• Source information:
+++
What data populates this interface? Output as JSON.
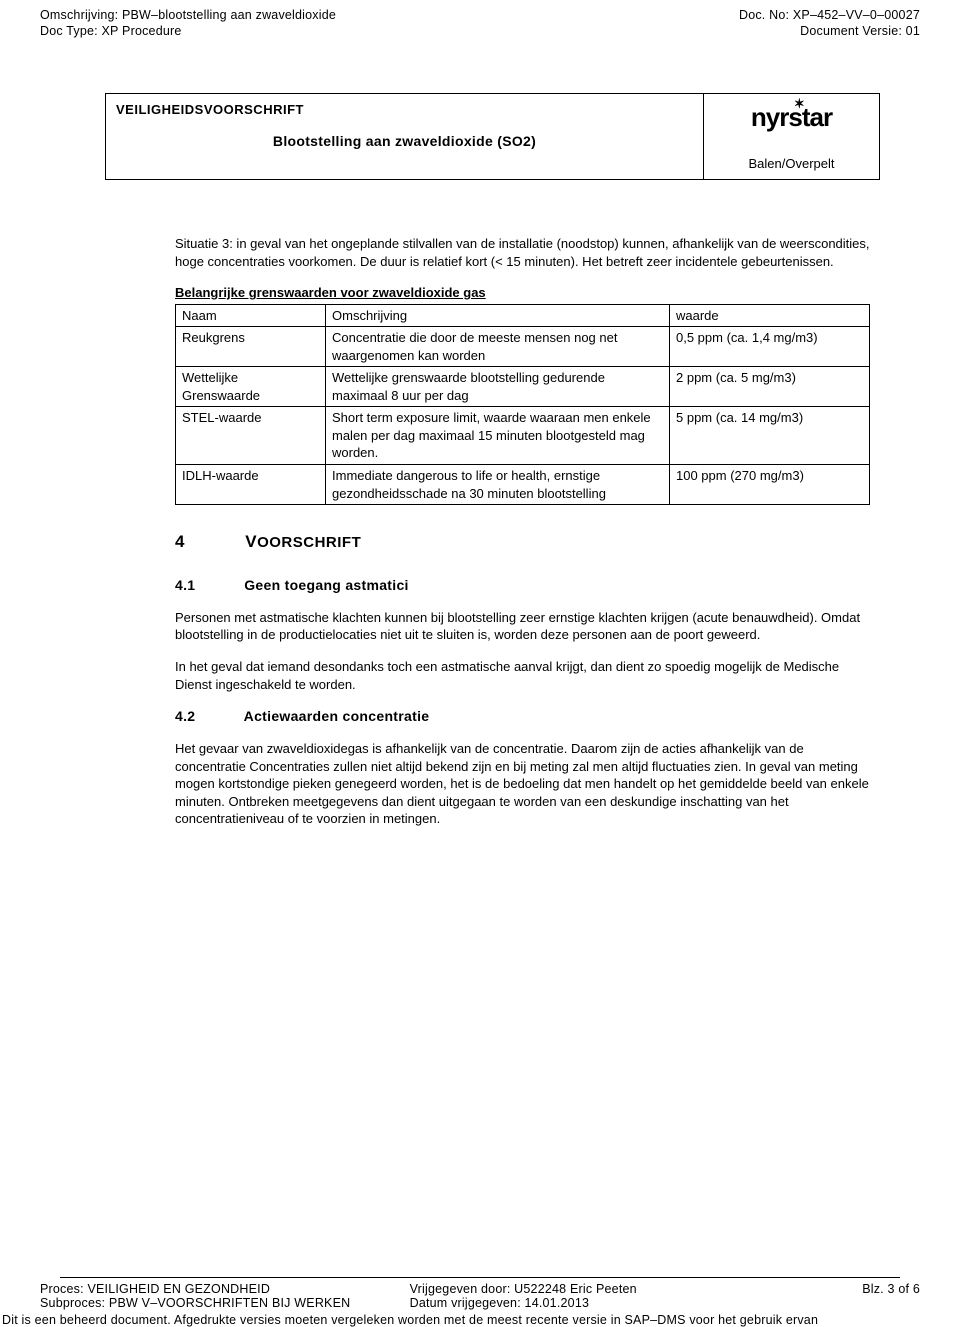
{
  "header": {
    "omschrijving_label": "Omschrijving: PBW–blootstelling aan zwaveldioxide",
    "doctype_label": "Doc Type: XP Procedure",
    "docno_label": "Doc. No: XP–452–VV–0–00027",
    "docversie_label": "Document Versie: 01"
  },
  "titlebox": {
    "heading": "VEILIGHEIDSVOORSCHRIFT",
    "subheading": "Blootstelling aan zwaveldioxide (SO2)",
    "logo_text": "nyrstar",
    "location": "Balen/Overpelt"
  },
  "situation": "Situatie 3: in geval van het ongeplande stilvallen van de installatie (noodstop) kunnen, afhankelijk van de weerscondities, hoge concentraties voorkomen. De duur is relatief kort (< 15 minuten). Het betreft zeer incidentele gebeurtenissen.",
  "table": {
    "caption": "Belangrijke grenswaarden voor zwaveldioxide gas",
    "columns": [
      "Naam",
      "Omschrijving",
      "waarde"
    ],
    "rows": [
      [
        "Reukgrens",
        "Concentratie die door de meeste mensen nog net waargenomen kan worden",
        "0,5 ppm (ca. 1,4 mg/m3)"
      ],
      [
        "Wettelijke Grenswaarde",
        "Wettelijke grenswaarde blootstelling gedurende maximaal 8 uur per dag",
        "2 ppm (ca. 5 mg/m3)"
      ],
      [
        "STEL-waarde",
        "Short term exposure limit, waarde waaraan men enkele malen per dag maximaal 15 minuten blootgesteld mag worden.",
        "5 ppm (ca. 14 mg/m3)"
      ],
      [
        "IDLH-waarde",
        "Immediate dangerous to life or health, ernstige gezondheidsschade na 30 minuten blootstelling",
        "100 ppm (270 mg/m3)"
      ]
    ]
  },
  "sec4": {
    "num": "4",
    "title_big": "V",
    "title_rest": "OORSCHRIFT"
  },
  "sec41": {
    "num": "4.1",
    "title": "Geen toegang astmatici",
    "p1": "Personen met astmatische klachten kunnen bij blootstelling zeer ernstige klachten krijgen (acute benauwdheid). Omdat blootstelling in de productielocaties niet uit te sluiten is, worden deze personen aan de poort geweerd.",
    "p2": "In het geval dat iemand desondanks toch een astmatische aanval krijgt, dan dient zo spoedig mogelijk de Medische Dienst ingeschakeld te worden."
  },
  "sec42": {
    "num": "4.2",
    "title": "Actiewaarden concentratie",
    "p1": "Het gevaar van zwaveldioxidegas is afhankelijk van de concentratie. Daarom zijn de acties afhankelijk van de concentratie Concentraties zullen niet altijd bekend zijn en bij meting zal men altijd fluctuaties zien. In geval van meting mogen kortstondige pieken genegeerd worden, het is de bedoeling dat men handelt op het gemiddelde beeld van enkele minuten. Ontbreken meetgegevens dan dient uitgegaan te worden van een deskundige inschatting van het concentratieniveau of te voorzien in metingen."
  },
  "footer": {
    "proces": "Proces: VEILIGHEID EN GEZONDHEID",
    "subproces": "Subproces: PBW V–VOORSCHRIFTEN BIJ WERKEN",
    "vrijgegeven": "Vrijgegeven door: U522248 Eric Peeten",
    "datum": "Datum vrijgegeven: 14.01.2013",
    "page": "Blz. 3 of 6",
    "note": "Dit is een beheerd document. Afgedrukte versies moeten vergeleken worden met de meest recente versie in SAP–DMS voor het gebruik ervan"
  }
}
+++
• How to complete this task:
All of the entries must be reproduced exactly, with no pictures kept.

• Result of the exercise:
What data populates this interface? Output as JSON.
{
  "header": {
    "omschrijving_label": "Omschrijving: PBW–blootstelling aan zwaveldioxide",
    "doctype_label": "Doc Type: XP Procedure",
    "docno_label": "Doc. No: XP–452–VV–0–00027",
    "docversie_label": "Document Versie: 01"
  },
  "titlebox": {
    "heading": "VEILIGHEIDSVOORSCHRIFT",
    "subheading": "Blootstelling aan zwaveldioxide (SO2)",
    "logo_text": "nyrstar",
    "location": "Balen/Overpelt"
  },
  "situation": "Situatie 3: in geval van het ongeplande stilvallen van de installatie (noodstop) kunnen, afhankelijk van de weerscondities, hoge concentraties voorkomen. De duur is relatief kort (< 15 minuten). Het betreft zeer incidentele gebeurtenissen.",
  "table": {
    "caption": "Belangrijke grenswaarden voor zwaveldioxide gas",
    "columns": [
      "Naam",
      "Omschrijving",
      "waarde"
    ],
    "rows": [
      [
        "Reukgrens",
        "Concentratie die door de meeste mensen nog net waargenomen kan worden",
        "0,5 ppm (ca. 1,4 mg/m3)"
      ],
      [
        "Wettelijke Grenswaarde",
        "Wettelijke grenswaarde blootstelling gedurende maximaal 8 uur per dag",
        "2 ppm (ca. 5 mg/m3)"
      ],
      [
        "STEL-waarde",
        "Short term exposure limit, waarde waaraan men enkele malen per dag maximaal 15 minuten blootgesteld mag worden.",
        "5 ppm (ca. 14 mg/m3)"
      ],
      [
        "IDLH-waarde",
        "Immediate dangerous to life or health, ernstige gezondheidsschade na 30 minuten blootstelling",
        "100 ppm (270 mg/m3)"
      ]
    ]
  },
  "sec4": {
    "num": "4",
    "title_big": "V",
    "title_rest": "OORSCHRIFT"
  },
  "sec41": {
    "num": "4.1",
    "title": "Geen toegang astmatici",
    "p1": "Personen met astmatische klachten kunnen bij blootstelling zeer ernstige klachten krijgen (acute benauwdheid). Omdat blootstelling in de productielocaties niet uit te sluiten is, worden deze personen aan de poort geweerd.",
    "p2": "In het geval dat iemand desondanks toch een astmatische aanval krijgt, dan dient zo spoedig mogelijk de Medische Dienst ingeschakeld te worden."
  },
  "sec42": {
    "num": "4.2",
    "title": "Actiewaarden concentratie",
    "p1": "Het gevaar van zwaveldioxidegas is afhankelijk van de concentratie. Daarom zijn de acties afhankelijk van de concentratie Concentraties zullen niet altijd bekend zijn en bij meting zal men altijd fluctuaties zien. In geval van meting mogen kortstondige pieken genegeerd worden, het is de bedoeling dat men handelt op het gemiddelde beeld van enkele minuten. Ontbreken meetgegevens dan dient uitgegaan te worden van een deskundige inschatting van het concentratieniveau of te voorzien in metingen."
  },
  "footer": {
    "proces": "Proces: VEILIGHEID EN GEZONDHEID",
    "subproces": "Subproces: PBW V–VOORSCHRIFTEN BIJ WERKEN",
    "vrijgegeven": "Vrijgegeven door: U522248 Eric Peeten",
    "datum": "Datum vrijgegeven: 14.01.2013",
    "page": "Blz. 3 of 6",
    "note": "Dit is een beheerd document. Afgedrukte versies moeten vergeleken worden met de meest recente versie in SAP–DMS voor het gebruik ervan"
  }
}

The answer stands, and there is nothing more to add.